Stated task 1:
From the entries below, reproduce verbatim the lines starting with the one that contains "- section-heading: How" and ending with the one that contains "- stage-divider: [64, 576, 398, 577]", including both of those lines.
[begin Excerpt]
Bryant masterly draws out strong performances from his cast, ensuring a
believability in the character’s predicament and the riveted engagement of the
audience. He is wonderfully supported by conductor Bruckard and the members of
the touring orchestra who, under Bruckard’s baton perfectly capture the nuances
and heightening passions of Puccini’s score. What Opera Australia has achieved
with this touring production is a La Boheme that reaches out to the people
with a production that could do Opera Australia’s La Boheme proud on any world stage.
[end Excerpt]
Stated task 2:
In the excerpt about Opera Australia's touring La Boheme, who is named as the conductor?
[begin Task material]
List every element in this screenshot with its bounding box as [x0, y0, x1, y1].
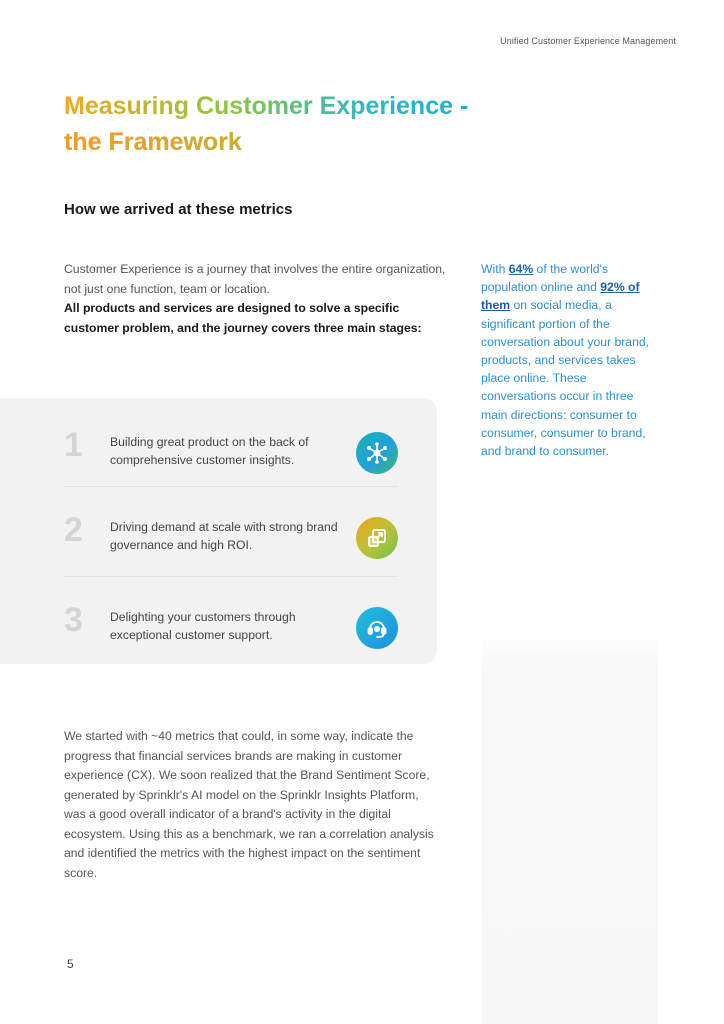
- section-heading: How we arrived at these metrics: [64, 201, 293, 218]
- document-header-title: Unified Customer Experience Management: [500, 36, 676, 46]
- expand-arrow-icon: [356, 517, 398, 559]
- headset-support-icon: [356, 607, 398, 649]
- stages-card: [0, 398, 437, 664]
- intro-bold-text: All products and services are designed to solve a specific customer problem, and the journey covers three main stages:: [64, 301, 422, 335]
- network-insights-icon: [356, 432, 398, 474]
- page-title: [64, 88, 584, 160]
- page-title-line-2: the Framework: [64, 124, 584, 160]
- stage-item: [0, 408, 437, 488]
- stage-number: 2: [64, 511, 83, 549]
- stage-text: Building great product on the back of comprehensive customer insights.: [110, 435, 309, 467]
- stage-number: 3: [64, 601, 83, 639]
- side-panel-background: [482, 630, 658, 1024]
- intro-paragraph: [64, 260, 454, 338]
- stage-divider: [64, 576, 398, 577]
- stage-item: [0, 583, 437, 663]
- page-number: 5: [67, 957, 74, 971]
- intro-regular-text: Customer Experience is a journey that involves the entire organization, not just one function, team or location.: [64, 262, 446, 296]
- methodology-paragraph: We started with ~40 metrics that could, in some way, indicate the progress that financial services brands are making in customer experience (CX). We soon realized that the Brand Sentiment Score, generated by Sprinklr's AI model on the Sprinklr Insights Platform, was a good overall indicator of a brand's activity in the digital ecosystem. Using this as a benchmark, we ran a correlation analysis and identified the metrics with the highest impact on the sentiment score.: [64, 729, 434, 880]
- side-note-stat-online: 64%: [508, 262, 534, 276]
- side-note-prefix: With: [481, 262, 509, 276]
- stage-number: 1: [64, 426, 83, 464]
- stage-text: Driving demand at scale with strong brand governance and high ROI.: [110, 520, 338, 552]
- stage-text: Delighting your customers through exceptional customer support.: [110, 610, 296, 642]
- page-title-line-1: Measuring Customer Experience -: [64, 92, 469, 120]
- stage-item: [0, 493, 437, 573]
- side-note-rest: on social media, a significant portion of the conversation about your brand, products, and services takes place online. These conversations occur in three main directions: consumer to consumer, consumer to brand, and brand to consumer.: [481, 298, 650, 459]
- side-note-stat-social: 92% of them: [481, 280, 640, 313]
- side-note-mid: of the world's population online and: [481, 262, 608, 295]
- side-note: [481, 260, 661, 460]
- stage-divider: [64, 486, 398, 487]
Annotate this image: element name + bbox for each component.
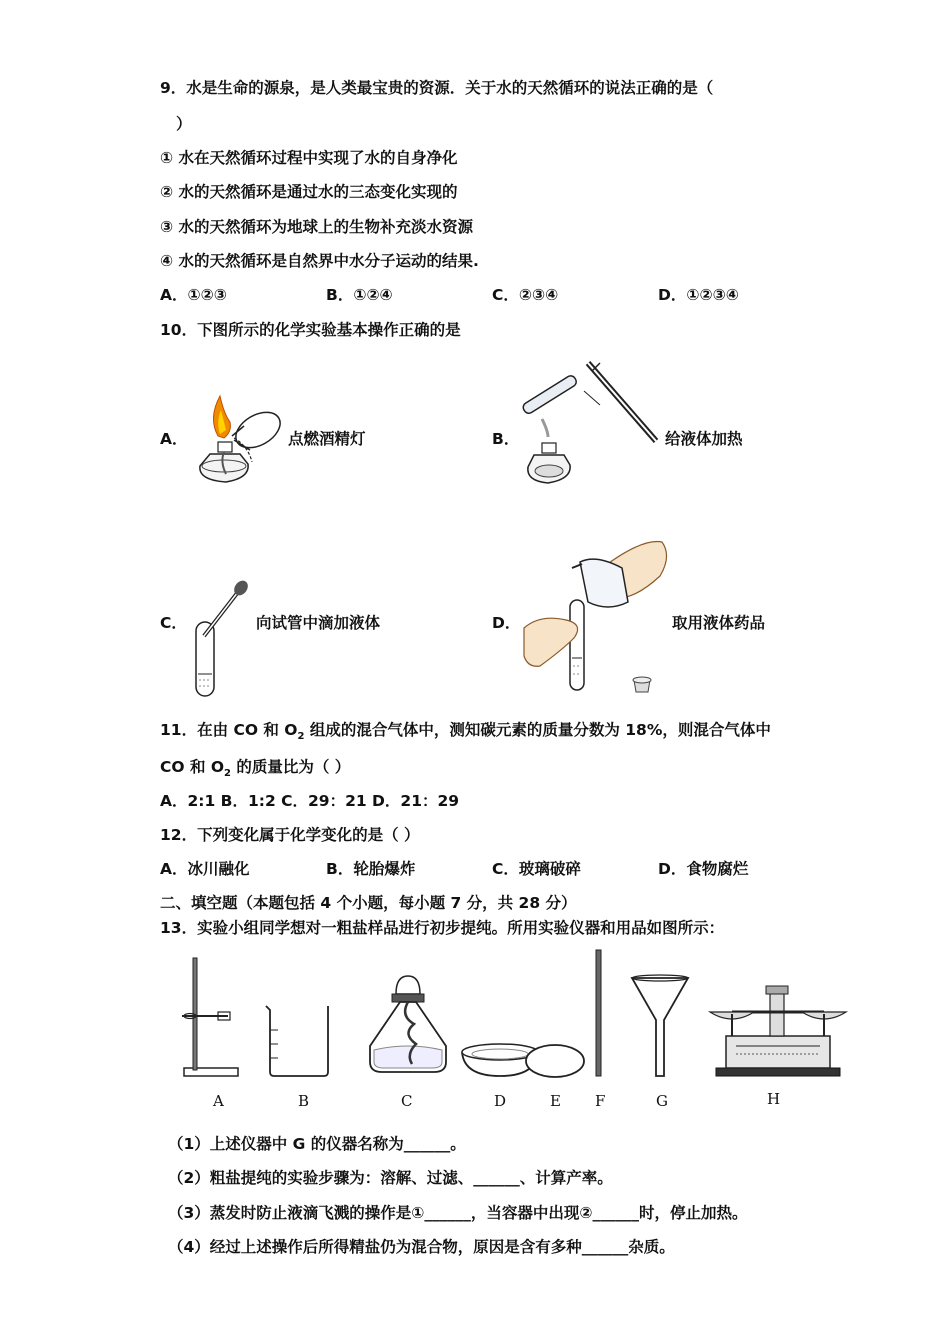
[end Task material]
Written solution 1:
- section-heading: How we arrived at these metrics: [64, 201, 293, 218]
- document-header-title: Unified Customer Experience Management: [500, 36, 676, 46]
- expand-arrow-icon: [356, 517, 398, 559]
- headset-support-icon: [356, 607, 398, 649]
- stages-card: [0, 398, 437, 664]
- intro-bold-text: All products and services are designed to solve a specific customer problem, and the journey covers three main stages:: [64, 301, 422, 335]
- network-insights-icon: [356, 432, 398, 474]
- page-title: [64, 88, 584, 160]
- page-title-line-2: the Framework: [64, 124, 584, 160]
- stage-item: [0, 408, 437, 488]
- stage-number: 2: [64, 511, 83, 549]
- stage-text: Building great product on the back of comprehensive customer insights.: [110, 435, 309, 467]
- stage-number: 3: [64, 601, 83, 639]
- side-panel-background: [482, 630, 658, 1024]
- intro-paragraph: [64, 260, 454, 338]
- stage-divider: [64, 576, 398, 577]

Written solution 2:
Bruckard